====== Material shown ======

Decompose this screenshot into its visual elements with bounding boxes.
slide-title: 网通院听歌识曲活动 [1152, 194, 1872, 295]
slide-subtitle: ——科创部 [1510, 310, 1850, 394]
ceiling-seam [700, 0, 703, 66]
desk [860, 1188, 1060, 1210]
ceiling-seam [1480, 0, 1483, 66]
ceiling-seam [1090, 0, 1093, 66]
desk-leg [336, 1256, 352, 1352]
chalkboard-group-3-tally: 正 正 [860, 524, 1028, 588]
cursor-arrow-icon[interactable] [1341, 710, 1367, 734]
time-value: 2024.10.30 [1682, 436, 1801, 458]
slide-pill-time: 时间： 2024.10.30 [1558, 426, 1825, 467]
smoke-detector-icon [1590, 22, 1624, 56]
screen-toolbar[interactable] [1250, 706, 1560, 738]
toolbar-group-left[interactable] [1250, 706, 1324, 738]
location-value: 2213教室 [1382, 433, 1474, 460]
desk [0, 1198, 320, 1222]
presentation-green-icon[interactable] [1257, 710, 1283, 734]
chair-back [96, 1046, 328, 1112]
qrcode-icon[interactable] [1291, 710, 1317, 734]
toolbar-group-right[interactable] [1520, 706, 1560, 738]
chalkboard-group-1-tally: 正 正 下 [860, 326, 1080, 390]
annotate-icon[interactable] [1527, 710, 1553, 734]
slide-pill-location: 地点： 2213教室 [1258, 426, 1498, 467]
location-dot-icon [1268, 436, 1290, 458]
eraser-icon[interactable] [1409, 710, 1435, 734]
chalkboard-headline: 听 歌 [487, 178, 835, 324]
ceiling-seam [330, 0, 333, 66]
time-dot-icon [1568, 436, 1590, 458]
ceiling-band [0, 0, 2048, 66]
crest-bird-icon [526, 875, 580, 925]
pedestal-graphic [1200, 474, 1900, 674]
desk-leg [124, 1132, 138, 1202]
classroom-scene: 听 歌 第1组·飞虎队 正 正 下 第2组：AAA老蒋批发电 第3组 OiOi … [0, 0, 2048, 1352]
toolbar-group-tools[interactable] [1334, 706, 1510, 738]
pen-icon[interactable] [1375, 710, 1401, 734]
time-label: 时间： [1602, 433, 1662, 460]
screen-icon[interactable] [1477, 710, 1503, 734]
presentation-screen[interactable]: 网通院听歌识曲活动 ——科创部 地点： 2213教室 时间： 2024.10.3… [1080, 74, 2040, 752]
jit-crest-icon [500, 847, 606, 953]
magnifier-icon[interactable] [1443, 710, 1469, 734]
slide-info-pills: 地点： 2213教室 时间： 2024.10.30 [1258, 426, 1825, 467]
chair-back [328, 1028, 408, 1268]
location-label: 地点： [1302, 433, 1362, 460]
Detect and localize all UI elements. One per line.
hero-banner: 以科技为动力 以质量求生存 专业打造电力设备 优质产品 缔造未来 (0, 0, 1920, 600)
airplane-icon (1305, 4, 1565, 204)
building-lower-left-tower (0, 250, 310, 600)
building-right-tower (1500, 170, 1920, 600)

======

Task directions:
Copy out every line of the items above verbatim, from the first line to the last.

Worked answer:
Decompose this screenshot into its visual elements with bounding boxes.
slide-title: 网通院听歌识曲活动 [1152, 194, 1872, 295]
slide-subtitle: ——科创部 [1510, 310, 1850, 394]
ceiling-seam [700, 0, 703, 66]
desk [860, 1188, 1060, 1210]
ceiling-seam [1480, 0, 1483, 66]
ceiling-seam [1090, 0, 1093, 66]
desk-leg [336, 1256, 352, 1352]
chalkboard-group-3-tally: 正 正 [860, 524, 1028, 588]
cursor-arrow-icon[interactable] [1341, 710, 1367, 734]
time-value: 2024.10.30 [1682, 436, 1801, 458]
slide-pill-time: 时间： 2024.10.30 [1558, 426, 1825, 467]
smoke-detector-icon [1590, 22, 1624, 56]
screen-toolbar[interactable] [1250, 706, 1560, 738]
toolbar-group-left[interactable] [1250, 706, 1324, 738]
location-value: 2213教室 [1382, 433, 1474, 460]
desk [0, 1198, 320, 1222]
presentation-green-icon[interactable] [1257, 710, 1283, 734]
chair-back [96, 1046, 328, 1112]
qrcode-icon[interactable] [1291, 710, 1317, 734]
toolbar-group-right[interactable] [1520, 706, 1560, 738]
chalkboard-group-1-tally: 正 正 下 [860, 326, 1080, 390]
annotate-icon[interactable] [1527, 710, 1553, 734]
slide-pill-location: 地点： 2213教室 [1258, 426, 1498, 467]
location-dot-icon [1268, 436, 1290, 458]
eraser-icon[interactable] [1409, 710, 1435, 734]
chalkboard-headline: 听 歌 [487, 178, 835, 324]
ceiling-seam [330, 0, 333, 66]
time-dot-icon [1568, 436, 1590, 458]
ceiling-band [0, 0, 2048, 66]
crest-bird-icon [526, 875, 580, 925]
pedestal-graphic [1200, 474, 1900, 674]
desk-leg [124, 1132, 138, 1202]
classroom-scene: 听 歌 第1组·飞虎队 正 正 下 第2组：AAA老蒋批发电 第3组 OiOi … [0, 0, 2048, 1352]
toolbar-group-tools[interactable] [1334, 706, 1510, 738]
pen-icon[interactable] [1375, 710, 1401, 734]
time-label: 时间： [1602, 433, 1662, 460]
screen-icon[interactable] [1477, 710, 1503, 734]
presentation-screen[interactable]: 网通院听歌识曲活动 ——科创部 地点： 2213教室 时间： 2024.10.3… [1080, 74, 2040, 752]
jit-crest-icon [500, 847, 606, 953]
magnifier-icon[interactable] [1443, 710, 1469, 734]
slide-info-pills: 地点： 2213教室 时间： 2024.10.30 [1258, 426, 1825, 467]
chair-back [328, 1028, 408, 1268]
location-label: 地点： [1302, 433, 1362, 460]
Detect and localize all UI elements. One per line.
hero-banner: 以科技为动力 以质量求生存 专业打造电力设备 优质产品 缔造未来 (0, 0, 1920, 600)
airplane-icon (1305, 4, 1565, 204)
building-lower-left-tower (0, 250, 310, 600)
building-right-tower (1500, 170, 1920, 600)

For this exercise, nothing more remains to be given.